### Exercise task:
Convert the lines, from the first one through the line containing "- resource-access-column: [46, 668, 266, 728]", into a Markdown table with the columns `No.` and `Line`. Skip any blank lines.
---+---
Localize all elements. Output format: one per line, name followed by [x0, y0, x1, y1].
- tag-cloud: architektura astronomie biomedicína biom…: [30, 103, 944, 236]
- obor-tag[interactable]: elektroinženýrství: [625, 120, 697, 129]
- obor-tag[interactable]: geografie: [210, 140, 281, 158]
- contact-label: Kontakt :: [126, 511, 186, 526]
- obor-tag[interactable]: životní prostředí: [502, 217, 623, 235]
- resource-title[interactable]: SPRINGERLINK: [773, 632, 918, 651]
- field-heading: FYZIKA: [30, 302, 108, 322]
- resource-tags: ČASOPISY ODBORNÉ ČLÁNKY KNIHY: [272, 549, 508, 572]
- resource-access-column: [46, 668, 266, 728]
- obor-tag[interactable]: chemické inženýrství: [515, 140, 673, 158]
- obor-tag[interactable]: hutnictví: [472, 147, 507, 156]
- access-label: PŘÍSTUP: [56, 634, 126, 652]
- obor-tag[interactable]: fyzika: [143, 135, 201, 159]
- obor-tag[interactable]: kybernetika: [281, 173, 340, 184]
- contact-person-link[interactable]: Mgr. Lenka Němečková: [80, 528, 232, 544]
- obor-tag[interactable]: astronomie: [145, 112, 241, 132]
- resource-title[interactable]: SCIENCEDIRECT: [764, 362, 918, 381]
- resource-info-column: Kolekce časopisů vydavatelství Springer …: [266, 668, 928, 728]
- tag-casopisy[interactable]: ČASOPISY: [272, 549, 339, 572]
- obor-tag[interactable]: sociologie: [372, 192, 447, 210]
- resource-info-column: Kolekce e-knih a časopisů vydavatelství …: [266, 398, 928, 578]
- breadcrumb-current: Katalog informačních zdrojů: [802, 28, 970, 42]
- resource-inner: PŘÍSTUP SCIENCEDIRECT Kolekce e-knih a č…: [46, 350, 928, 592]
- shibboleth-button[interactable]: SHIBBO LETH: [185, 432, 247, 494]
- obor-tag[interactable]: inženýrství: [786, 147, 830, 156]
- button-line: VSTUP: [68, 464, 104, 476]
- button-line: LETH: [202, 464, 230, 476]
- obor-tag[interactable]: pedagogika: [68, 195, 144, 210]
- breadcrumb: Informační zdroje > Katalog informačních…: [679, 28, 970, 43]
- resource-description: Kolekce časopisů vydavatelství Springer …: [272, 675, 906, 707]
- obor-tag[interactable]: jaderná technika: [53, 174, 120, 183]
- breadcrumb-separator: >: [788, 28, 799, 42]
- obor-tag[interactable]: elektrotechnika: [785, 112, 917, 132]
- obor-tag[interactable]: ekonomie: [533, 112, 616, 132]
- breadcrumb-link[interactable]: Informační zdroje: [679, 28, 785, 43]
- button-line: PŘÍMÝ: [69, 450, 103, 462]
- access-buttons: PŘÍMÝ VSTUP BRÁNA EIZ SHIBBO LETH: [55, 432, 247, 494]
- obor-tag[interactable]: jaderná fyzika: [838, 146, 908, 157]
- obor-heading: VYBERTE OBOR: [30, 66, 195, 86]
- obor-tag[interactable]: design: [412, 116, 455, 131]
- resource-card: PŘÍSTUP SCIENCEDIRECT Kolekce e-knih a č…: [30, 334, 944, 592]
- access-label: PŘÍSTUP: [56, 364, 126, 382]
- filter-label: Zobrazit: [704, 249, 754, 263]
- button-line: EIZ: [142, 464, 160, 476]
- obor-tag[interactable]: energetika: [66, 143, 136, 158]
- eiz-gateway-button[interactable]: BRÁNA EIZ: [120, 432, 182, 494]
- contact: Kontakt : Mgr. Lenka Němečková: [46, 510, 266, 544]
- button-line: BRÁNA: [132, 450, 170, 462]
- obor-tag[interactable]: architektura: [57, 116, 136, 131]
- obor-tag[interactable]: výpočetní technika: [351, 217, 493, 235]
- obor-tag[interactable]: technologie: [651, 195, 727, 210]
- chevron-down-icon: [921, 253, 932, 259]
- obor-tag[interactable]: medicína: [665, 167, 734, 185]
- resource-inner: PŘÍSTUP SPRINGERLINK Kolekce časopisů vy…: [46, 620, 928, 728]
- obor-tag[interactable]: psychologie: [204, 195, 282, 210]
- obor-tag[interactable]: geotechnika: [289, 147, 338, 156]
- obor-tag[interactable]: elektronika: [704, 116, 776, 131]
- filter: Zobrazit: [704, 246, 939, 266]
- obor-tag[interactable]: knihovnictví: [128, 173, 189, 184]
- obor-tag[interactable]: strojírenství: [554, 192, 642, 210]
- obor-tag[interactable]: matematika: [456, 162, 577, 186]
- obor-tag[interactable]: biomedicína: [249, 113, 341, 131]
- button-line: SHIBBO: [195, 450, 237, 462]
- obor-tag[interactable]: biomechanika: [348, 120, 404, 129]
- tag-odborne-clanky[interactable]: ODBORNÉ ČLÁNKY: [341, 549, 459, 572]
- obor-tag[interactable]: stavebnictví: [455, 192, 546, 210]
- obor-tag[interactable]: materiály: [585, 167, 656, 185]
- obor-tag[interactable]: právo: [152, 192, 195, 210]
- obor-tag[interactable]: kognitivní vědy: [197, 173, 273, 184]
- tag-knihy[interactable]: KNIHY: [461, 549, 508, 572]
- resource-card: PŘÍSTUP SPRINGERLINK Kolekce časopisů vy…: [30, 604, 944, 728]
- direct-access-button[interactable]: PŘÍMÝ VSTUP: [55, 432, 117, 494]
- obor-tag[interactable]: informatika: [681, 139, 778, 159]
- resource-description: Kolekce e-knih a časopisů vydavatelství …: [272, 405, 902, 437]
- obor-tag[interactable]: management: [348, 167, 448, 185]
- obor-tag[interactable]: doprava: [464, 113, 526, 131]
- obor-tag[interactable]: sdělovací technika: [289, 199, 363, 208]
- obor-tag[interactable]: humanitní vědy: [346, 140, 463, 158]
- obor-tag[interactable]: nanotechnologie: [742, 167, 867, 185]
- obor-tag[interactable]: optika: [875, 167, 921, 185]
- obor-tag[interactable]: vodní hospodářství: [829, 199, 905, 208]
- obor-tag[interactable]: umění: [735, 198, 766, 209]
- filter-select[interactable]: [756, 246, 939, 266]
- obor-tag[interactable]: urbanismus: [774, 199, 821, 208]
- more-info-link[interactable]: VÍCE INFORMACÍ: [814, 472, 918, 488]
---+---
### Result for this task:
| No. | Line |
|---|---|
| 1 | Localize all elements. Output format: one per line, name followed by [x0, y0, x1, y1]. |
| 2 | - tag-cloud: architektura astronomie biomedicína biom…: [30, 103, 944, 236] |
| 3 | - obor-tag[interactable]: elektroinženýrství: [625, 120, 697, 129] |
| 4 | - obor-tag[interactable]: geografie: [210, 140, 281, 158] |
| 5 | - contact-label: Kontakt :: [126, 511, 186, 526] |
| 6 | - obor-tag[interactable]: životní prostředí: [502, 217, 623, 235] |
| 7 | - resource-title[interactable]: SPRINGERLINK: [773, 632, 918, 651] |
| 8 | - field-heading: FYZIKA: [30, 302, 108, 322] |
| 9 | - resource-tags: ČASOPISY ODBORNÉ ČLÁNKY KNIHY: [272, 549, 508, 572] |
| 10 | - resource-access-column: [46, 668, 266, 728] |